Dataset excerpt:
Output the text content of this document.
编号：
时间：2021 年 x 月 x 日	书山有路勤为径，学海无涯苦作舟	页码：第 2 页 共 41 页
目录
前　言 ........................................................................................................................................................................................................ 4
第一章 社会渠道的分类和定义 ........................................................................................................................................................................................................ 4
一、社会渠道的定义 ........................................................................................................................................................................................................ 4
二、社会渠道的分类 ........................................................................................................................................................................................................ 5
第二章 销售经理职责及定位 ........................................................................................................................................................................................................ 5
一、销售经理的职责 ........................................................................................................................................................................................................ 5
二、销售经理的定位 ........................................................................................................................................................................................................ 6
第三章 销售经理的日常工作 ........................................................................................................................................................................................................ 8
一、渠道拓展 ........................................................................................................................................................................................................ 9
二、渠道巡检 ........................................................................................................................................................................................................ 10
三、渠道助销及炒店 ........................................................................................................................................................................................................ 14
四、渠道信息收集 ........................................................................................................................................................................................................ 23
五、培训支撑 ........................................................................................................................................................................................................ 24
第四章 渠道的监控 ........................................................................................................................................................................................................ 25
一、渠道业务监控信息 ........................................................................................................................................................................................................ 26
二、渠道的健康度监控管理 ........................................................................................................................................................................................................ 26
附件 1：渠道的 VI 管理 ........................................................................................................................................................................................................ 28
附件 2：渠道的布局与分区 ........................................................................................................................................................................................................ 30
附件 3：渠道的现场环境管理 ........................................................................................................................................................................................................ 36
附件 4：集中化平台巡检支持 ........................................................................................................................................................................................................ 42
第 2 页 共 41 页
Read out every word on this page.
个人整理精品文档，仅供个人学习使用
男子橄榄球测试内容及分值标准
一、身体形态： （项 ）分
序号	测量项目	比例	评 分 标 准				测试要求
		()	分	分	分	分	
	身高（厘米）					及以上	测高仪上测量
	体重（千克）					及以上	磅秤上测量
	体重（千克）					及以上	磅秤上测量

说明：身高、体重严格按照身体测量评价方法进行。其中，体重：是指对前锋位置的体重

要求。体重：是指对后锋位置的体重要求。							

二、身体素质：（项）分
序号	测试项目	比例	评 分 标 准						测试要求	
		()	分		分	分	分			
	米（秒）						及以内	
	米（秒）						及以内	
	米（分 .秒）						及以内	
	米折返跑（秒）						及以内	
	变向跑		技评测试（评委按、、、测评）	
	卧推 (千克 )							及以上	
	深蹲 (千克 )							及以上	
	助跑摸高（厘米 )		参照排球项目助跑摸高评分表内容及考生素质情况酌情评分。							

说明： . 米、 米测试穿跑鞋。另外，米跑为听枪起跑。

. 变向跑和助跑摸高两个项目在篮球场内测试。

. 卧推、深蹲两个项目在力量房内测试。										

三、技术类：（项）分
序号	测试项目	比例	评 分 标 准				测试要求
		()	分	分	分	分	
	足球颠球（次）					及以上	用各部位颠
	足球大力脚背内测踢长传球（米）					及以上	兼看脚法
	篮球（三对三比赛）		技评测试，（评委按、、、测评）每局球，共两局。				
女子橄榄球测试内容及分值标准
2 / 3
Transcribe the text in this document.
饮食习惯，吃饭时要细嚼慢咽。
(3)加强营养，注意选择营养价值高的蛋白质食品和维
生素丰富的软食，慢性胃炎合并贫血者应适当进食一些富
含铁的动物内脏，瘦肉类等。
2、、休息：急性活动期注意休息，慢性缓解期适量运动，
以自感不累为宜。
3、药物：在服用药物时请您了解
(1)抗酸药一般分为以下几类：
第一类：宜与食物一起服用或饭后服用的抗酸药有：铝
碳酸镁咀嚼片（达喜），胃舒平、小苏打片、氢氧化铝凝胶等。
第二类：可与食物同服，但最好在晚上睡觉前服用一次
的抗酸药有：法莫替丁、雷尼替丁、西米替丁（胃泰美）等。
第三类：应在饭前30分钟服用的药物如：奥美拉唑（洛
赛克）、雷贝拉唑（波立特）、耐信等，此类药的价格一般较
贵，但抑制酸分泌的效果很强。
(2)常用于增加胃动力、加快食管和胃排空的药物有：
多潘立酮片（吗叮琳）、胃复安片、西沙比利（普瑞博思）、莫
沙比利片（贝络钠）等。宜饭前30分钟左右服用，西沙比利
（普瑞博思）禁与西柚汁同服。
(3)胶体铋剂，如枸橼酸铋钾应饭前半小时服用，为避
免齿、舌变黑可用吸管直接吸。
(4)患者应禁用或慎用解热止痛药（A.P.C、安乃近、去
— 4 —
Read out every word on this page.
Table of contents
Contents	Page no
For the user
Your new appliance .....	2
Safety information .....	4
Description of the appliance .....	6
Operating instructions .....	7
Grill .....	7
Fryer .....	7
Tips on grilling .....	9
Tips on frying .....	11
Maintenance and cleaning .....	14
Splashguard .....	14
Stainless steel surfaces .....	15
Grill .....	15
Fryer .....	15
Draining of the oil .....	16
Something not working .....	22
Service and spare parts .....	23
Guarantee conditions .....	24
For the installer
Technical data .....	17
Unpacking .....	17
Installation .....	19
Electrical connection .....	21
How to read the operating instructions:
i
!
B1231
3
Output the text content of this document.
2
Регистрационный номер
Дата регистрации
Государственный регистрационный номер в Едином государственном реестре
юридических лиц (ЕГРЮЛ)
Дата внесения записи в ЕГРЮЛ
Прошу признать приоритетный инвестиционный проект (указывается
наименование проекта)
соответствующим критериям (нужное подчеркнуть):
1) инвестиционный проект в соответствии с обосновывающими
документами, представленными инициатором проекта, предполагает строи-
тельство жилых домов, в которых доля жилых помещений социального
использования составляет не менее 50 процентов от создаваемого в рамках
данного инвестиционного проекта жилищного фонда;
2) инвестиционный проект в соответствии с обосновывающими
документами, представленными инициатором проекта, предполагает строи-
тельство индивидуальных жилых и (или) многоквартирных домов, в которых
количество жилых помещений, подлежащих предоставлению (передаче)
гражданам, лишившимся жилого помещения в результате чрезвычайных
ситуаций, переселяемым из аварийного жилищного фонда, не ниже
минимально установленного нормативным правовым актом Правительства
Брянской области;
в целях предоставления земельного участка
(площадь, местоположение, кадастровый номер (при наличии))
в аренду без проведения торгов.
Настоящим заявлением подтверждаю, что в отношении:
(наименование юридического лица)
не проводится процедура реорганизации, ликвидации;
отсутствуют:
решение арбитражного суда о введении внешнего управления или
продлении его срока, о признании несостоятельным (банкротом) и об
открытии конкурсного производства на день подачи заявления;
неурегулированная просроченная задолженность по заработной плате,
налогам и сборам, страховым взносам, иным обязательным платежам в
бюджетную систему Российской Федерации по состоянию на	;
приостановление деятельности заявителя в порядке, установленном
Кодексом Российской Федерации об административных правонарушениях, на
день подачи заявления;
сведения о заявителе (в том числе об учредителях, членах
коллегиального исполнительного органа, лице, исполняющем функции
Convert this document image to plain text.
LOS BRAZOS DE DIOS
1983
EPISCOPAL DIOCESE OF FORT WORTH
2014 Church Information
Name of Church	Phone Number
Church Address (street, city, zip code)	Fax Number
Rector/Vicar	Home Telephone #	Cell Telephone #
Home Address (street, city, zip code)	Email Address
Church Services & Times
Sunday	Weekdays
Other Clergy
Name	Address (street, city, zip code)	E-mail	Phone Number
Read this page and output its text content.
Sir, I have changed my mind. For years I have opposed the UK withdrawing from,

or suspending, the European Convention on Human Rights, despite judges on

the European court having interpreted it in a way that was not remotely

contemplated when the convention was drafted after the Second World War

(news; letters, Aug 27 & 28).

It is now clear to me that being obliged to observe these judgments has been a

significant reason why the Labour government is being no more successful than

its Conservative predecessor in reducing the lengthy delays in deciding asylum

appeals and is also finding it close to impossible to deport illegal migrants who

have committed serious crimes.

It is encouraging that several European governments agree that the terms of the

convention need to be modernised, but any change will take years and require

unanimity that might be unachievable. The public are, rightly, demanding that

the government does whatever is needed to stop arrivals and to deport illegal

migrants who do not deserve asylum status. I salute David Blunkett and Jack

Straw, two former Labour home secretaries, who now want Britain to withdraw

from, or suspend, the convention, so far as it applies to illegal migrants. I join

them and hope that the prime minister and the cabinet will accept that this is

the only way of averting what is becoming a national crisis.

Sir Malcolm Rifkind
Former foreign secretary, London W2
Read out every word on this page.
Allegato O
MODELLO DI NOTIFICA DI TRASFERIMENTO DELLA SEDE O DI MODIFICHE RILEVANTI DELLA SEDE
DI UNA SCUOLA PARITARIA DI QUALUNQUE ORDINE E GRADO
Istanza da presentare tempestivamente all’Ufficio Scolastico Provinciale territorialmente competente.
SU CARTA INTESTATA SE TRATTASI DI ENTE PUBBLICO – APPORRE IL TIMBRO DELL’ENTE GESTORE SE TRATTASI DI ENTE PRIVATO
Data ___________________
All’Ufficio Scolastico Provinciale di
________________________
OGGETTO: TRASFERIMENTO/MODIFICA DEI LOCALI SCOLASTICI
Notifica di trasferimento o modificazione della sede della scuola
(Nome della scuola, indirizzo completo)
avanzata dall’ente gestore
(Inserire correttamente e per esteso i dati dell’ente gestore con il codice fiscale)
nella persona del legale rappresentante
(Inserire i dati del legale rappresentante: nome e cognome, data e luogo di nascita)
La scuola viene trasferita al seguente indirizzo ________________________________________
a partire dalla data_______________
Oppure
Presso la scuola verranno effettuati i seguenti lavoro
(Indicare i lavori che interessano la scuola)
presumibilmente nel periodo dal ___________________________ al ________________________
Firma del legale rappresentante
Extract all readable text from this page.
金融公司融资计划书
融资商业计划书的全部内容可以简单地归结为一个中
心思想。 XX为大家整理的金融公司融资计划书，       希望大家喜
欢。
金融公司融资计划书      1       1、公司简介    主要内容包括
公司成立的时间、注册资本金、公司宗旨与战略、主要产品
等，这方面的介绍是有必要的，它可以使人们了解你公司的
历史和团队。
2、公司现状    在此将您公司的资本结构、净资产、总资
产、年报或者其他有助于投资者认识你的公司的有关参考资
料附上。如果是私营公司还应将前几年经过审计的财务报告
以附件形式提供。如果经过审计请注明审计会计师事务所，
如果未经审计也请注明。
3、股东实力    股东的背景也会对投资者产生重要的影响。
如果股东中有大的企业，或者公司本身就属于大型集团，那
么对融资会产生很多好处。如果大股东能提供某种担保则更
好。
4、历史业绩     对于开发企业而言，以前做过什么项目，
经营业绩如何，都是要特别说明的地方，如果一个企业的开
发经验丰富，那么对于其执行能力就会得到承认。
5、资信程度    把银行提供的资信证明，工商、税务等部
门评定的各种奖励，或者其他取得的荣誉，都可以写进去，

# AIM
In the entries above, find each line with the string "подачи" and copy it.

# FULL RESPONSE
открытии конкурсного производства на день подачи заявления;
день подачи заявления;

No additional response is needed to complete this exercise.